[Saved entries]
* * * *

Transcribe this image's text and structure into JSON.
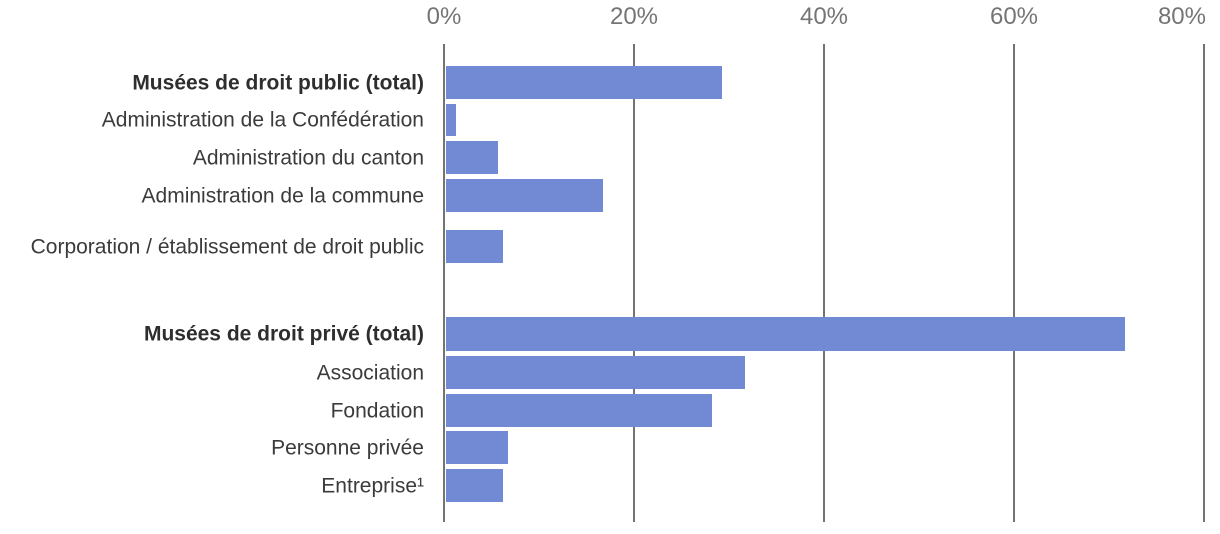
{
  "chart_data": {
    "type": "bar",
    "orientation": "horizontal",
    "title": "",
    "xlabel": "",
    "ylabel": "",
    "xlim": [
      0,
      80
    ],
    "x_tick_labels": [
      "0%",
      "20%",
      "40%",
      "60%",
      "80%"
    ],
    "x_tick_values": [
      0,
      20,
      40,
      60,
      80
    ],
    "grid": true,
    "legend": "none",
    "axis_position": "top",
    "categories": [
      "Musées de droit public (total)",
      "Administration de la Confédération",
      "Administration du canton",
      "Administration de la commune",
      "Corporation / établissement de droit public",
      "Musées de droit privé (total)",
      "Association",
      "Fondation",
      "Personne privée",
      "Entreprise¹"
    ],
    "rows": [
      {
        "label": "Musées de droit public (total)",
        "value": 29,
        "bold": true,
        "gap_before": false
      },
      {
        "label": "Administration de la Confédération",
        "value": 1,
        "bold": false,
        "gap_before": false
      },
      {
        "label": "Administration du canton",
        "value": 5.5,
        "bold": false,
        "gap_before": false
      },
      {
        "label": "Administration de la commune",
        "value": 16.5,
        "bold": false,
        "gap_before": false
      },
      {
        "label": "Corporation / établissement de droit public",
        "value": 6,
        "bold": false,
        "gap_before": false
      },
      {
        "label": "Musées de droit privé (total)",
        "value": 71.5,
        "bold": true,
        "gap_before": true
      },
      {
        "label": "Association",
        "value": 31.5,
        "bold": false,
        "gap_before": false
      },
      {
        "label": "Fondation",
        "value": 28,
        "bold": false,
        "gap_before": false
      },
      {
        "label": "Personne privée",
        "value": 6.5,
        "bold": false,
        "gap_before": false
      },
      {
        "label": "Entreprise¹",
        "value": 6,
        "bold": false,
        "gap_before": false
      }
    ],
    "colors": {
      "bar": "#7289d4",
      "gridline": "#737373",
      "tick_label": "#757575",
      "category_label": "#3b3b3b",
      "category_label_bold": "#2e2e2e",
      "background": "#ffffff"
    }
  }
}
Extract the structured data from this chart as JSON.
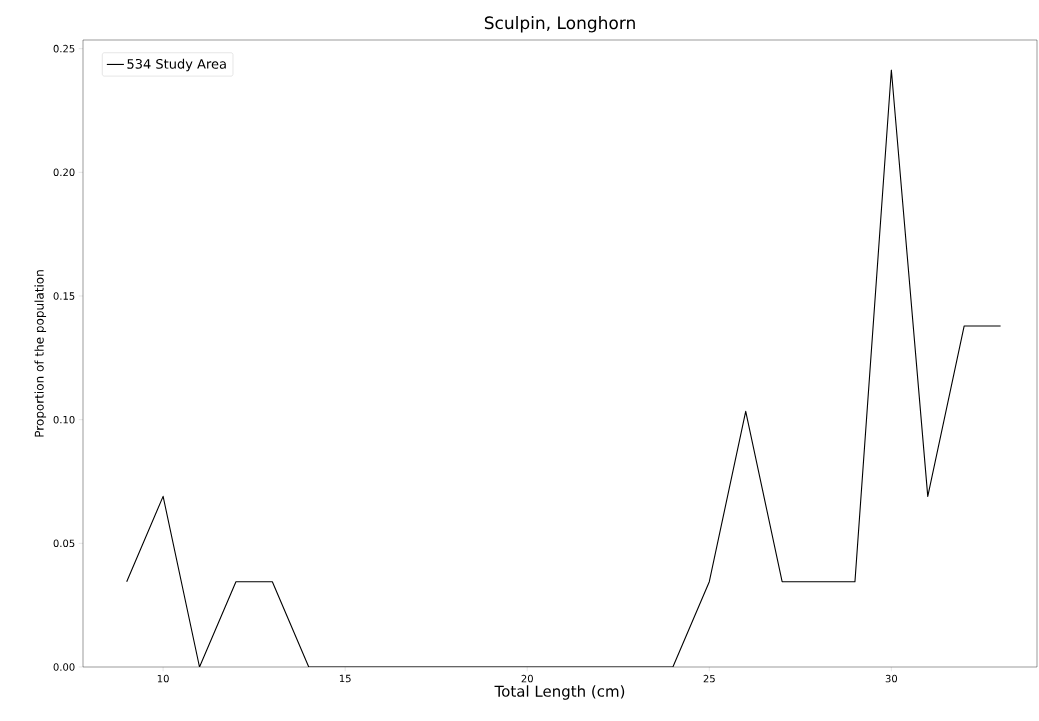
{
  "chart_data": {
    "type": "line",
    "title": "Sculpin, Longhorn",
    "xlabel": "Total Length (cm)",
    "ylabel": "Proportion of the population",
    "x": [
      9,
      10,
      11,
      12,
      13,
      14,
      15,
      16,
      17,
      18,
      19,
      20,
      21,
      22,
      23,
      24,
      25,
      26,
      27,
      28,
      29,
      30,
      31,
      32,
      33
    ],
    "series": [
      {
        "name": "534 Study Area",
        "color": "#000000",
        "values": [
          0.0345,
          0.069,
          0,
          0.0345,
          0.0345,
          0,
          0,
          0,
          0,
          0,
          0,
          0,
          0,
          0,
          0,
          0,
          0.0345,
          0.1034,
          0.0345,
          0.0345,
          0.0345,
          0.2414,
          0.069,
          0.1379,
          0.1379
        ]
      }
    ],
    "xlim": [
      7.8,
      34.0
    ],
    "ylim": [
      0,
      0.2535
    ],
    "xticks": [
      10,
      15,
      20,
      25,
      30
    ],
    "yticks": [
      {
        "value": 0,
        "label": "0.00"
      },
      {
        "value": 0.05,
        "label": "0.05"
      },
      {
        "value": 0.1,
        "label": "0.10"
      },
      {
        "value": 0.15,
        "label": "0.15"
      },
      {
        "value": 0.2,
        "label": "0.20"
      },
      {
        "value": 0.25,
        "label": "0.25"
      }
    ],
    "legend": "top left",
    "grid": false,
    "marker": "none",
    "line_style": "solid"
  }
}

* * * *

_Stated exercise_
Using the records above, retype everything exactly except the pictures.

_Complete answer_
Transcribe this image's text and structure into JSON.
{
  "chart_data": {
    "type": "bar",
    "orientation": "horizontal",
    "title": "",
    "xlabel": "",
    "ylabel": "",
    "xlim": [
      0,
      80
    ],
    "x_tick_labels": [
      "0%",
      "20%",
      "40%",
      "60%",
      "80%"
    ],
    "x_tick_values": [
      0,
      20,
      40,
      60,
      80
    ],
    "grid": true,
    "legend": "none",
    "axis_position": "top",
    "categories": [
      "Musées de droit public (total)",
      "Administration de la Confédération",
      "Administration du canton",
      "Administration de la commune",
      "Corporation / établissement de droit public",
      "Musées de droit privé (total)",
      "Association",
      "Fondation",
      "Personne privée",
      "Entreprise¹"
    ],
    "rows": [
      {
        "label": "Musées de droit public (total)",
        "value": 29,
        "bold": true,
        "gap_before": false
      },
      {
        "label": "Administration de la Confédération",
        "value": 1,
        "bold": false,
        "gap_before": false
      },
      {
        "label": "Administration du canton",
        "value": 5.5,
        "bold": false,
        "gap_before": false
      },
      {
        "label": "Administration de la commune",
        "value": 16.5,
        "bold": false,
        "gap_before": false
      },
      {
        "label": "Corporation / établissement de droit public",
        "value": 6,
        "bold": false,
        "gap_before": false
      },
      {
        "label": "Musées de droit privé (total)",
        "value": 71.5,
        "bold": true,
        "gap_before": true
      },
      {
        "label": "Association",
        "value": 31.5,
        "bold": false,
        "gap_before": false
      },
      {
        "label": "Fondation",
        "value": 28,
        "bold": false,
        "gap_before": false
      },
      {
        "label": "Personne privée",
        "value": 6.5,
        "bold": false,
        "gap_before": false
      },
      {
        "label": "Entreprise¹",
        "value": 6,
        "bold": false,
        "gap_before": false
      }
    ],
    "colors": {
      "bar": "#7289d4",
      "gridline": "#737373",
      "tick_label": "#757575",
      "category_label": "#3b3b3b",
      "category_label_bold": "#2e2e2e",
      "background": "#ffffff"
    }
  }
}
Extract the structured data from this chart as JSON.
{
  "chart_data": {
    "type": "line",
    "title": "Sculpin, Longhorn",
    "xlabel": "Total Length (cm)",
    "ylabel": "Proportion of the population",
    "x": [
      9,
      10,
      11,
      12,
      13,
      14,
      15,
      16,
      17,
      18,
      19,
      20,
      21,
      22,
      23,
      24,
      25,
      26,
      27,
      28,
      29,
      30,
      31,
      32,
      33
    ],
    "series": [
      {
        "name": "534 Study Area",
        "color": "#000000",
        "values": [
          0.0345,
          0.069,
          0,
          0.0345,
          0.0345,
          0,
          0,
          0,
          0,
          0,
          0,
          0,
          0,
          0,
          0,
          0,
          0.0345,
          0.1034,
          0.0345,
          0.0345,
          0.0345,
          0.2414,
          0.069,
          0.1379,
          0.1379
        ]
      }
    ],
    "xlim": [
      7.8,
      34.0
    ],
    "ylim": [
      0,
      0.2535
    ],
    "xticks": [
      10,
      15,
      20,
      25,
      30
    ],
    "yticks": [
      {
        "value": 0,
        "label": "0.00"
      },
      {
        "value": 0.05,
        "label": "0.05"
      },
      {
        "value": 0.1,
        "label": "0.10"
      },
      {
        "value": 0.15,
        "label": "0.15"
      },
      {
        "value": 0.2,
        "label": "0.20"
      },
      {
        "value": 0.25,
        "label": "0.25"
      }
    ],
    "legend": "top left",
    "grid": false,
    "marker": "none",
    "line_style": "solid"
  }
}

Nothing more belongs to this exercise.